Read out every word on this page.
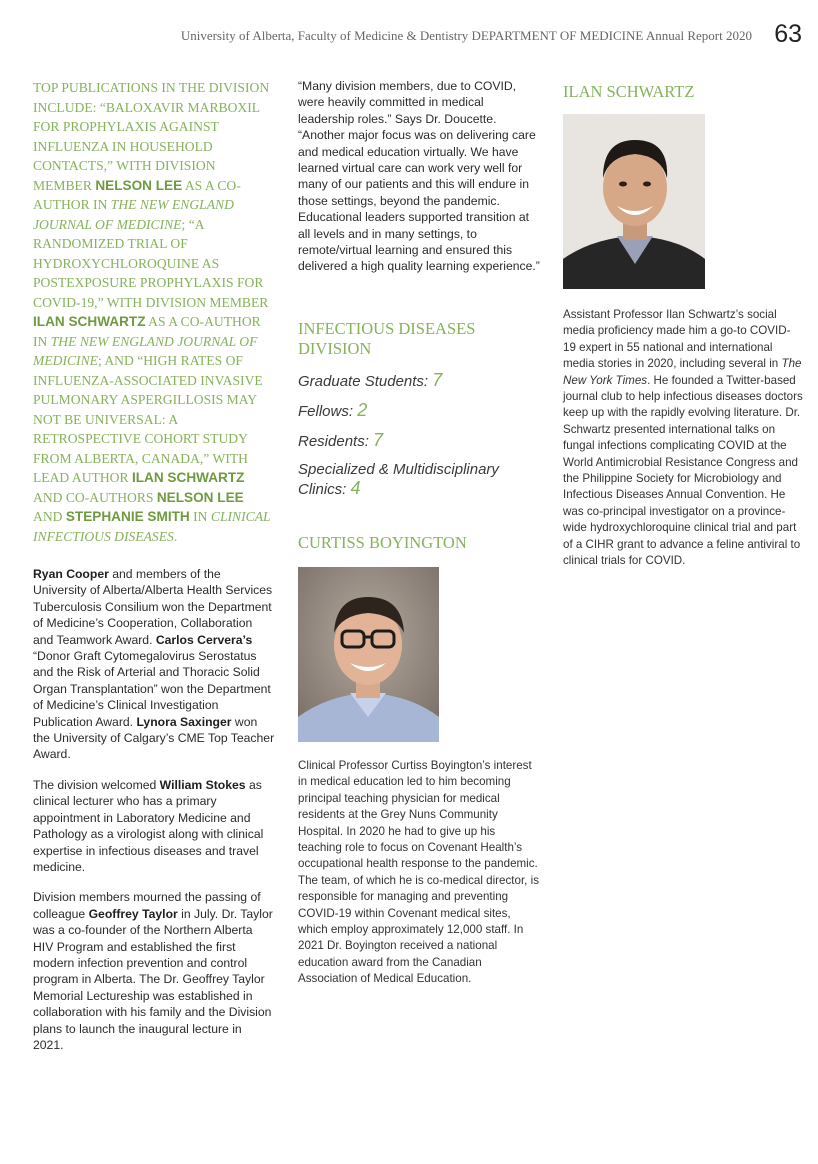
University of Alberta, Faculty of Medicine & Dentistry DEPARTMENT OF MEDICINE Annual Report 2020 63

TOP PUBLICATIONS IN THE DIVISION INCLUDE: “BALOXAVIR MARBOXIL FOR PROPHYLAXIS AGAINST INFLUENZA IN HOUSEHOLD CONTACTS,” WITH DIVISION MEMBER NELSON LEE AS A CO-AUTHOR IN THE NEW ENGLAND JOURNAL OF MEDICINE; “A RANDOMIZED TRIAL OF HYDROXYCHLOROQUINE AS POSTEXPOSURE PROPHYLAXIS FOR COVID-19,” WITH DIVISION MEMBER ILAN SCHWARTZ AS A CO-AUTHOR IN THE NEW ENGLAND JOURNAL OF MEDICINE; AND “HIGH RATES OF INFLUENZA-ASSOCIATED INVASIVE PULMONARY ASPERGILLOSIS MAY NOT BE UNIVERSAL: A RETROSPECTIVE COHORT STUDY FROM ALBERTA, CANADA,” WITH LEAD AUTHOR ILAN SCHWARTZ AND CO-AUTHORS NELSON LEE AND STEPHANIE SMITH IN CLINICAL INFECTIOUS DISEASES.

Ryan Cooper and members of the University of Alberta/Alberta Health Services Tuberculosis Consilium won the Department of Medicine’s Cooperation, Collaboration and Teamwork Award. Carlos Cervera’s “Donor Graft Cytomegalovirus Serostatus and the Risk of Arterial and Thoracic Solid Organ Transplantation” won the Department of Medicine’s Clinical Investigation Publication Award. Lynora Saxinger won the University of Calgary’s CME Top Teacher Award.

The division welcomed William Stokes as clinical lecturer who has a primary appointment in Laboratory Medicine and Pathology as a virologist along with clinical expertise in infectious diseases and travel medicine.

Division members mourned the passing of colleague Geoffrey Taylor in July. Dr. Taylor was a co-founder of the Northern Alberta HIV Program and established the first modern infection prevention and control program in Alberta. The Dr. Geoffrey Taylor Memorial Lectureship was established in collaboration with his family and the Division plans to launch the inaugural lecture in 2021.

“Many division members, due to COVID, were heavily committed in medical leadership roles.” Says Dr. Doucette. “Another major focus was on delivering care and medical education virtually. We have learned virtual care can work very well for many of our patients and this will endure in those settings, beyond the pandemic. Educational leaders supported transition at all levels and in many settings, to remote/virtual learning and ensured this delivered a high quality learning experience.”

INFECTIOUS DISEASES DIVISION

Graduate Students: 7

Fellows: 2

Residents: 7

Specialized & Multidisciplinary Clinics: 4

CURTISS BOYINGTON

Clinical Professor Curtiss Boyington’s interest in medical education led to him becoming principal teaching physician for medical residents at the Grey Nuns Community Hospital. In 2020 he had to give up his teaching role to focus on Covenant Health’s occupational health response to the pandemic. The team, of which he is co-medical director, is responsible for managing and preventing COVID-19 within Covenant medical sites, which employ approximately 12,000 staff. In 2021 Dr. Boyington received a national education award from the Canadian Association of Medical Education.

ILAN SCHWARTZ

Assistant Professor Ilan Schwartz’s social media proficiency made him a go-to COVID-19 expert in 55 national and international media stories in 2020, including several in The New York Times. He founded a Twitter-based journal club to help infectious diseases doctors keep up with the rapidly evolving literature. Dr. Schwartz presented international talks on fungal infections complicating COVID at the World Antimicrobial Resistance Congress and the Philippine Society for Microbiology and Infectious Diseases Annual Convention. He was co-principal investigator on a province-wide hydroxychloroquine clinical trial and part of a CIHR grant to advance a feline antiviral to clinical trials for COVID.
▬▬▬▬▬▬
● **Instructions to follow**: Looking at the records above, say how many lines contain the string "University". Give the number and no other words.

● **Written response**: 2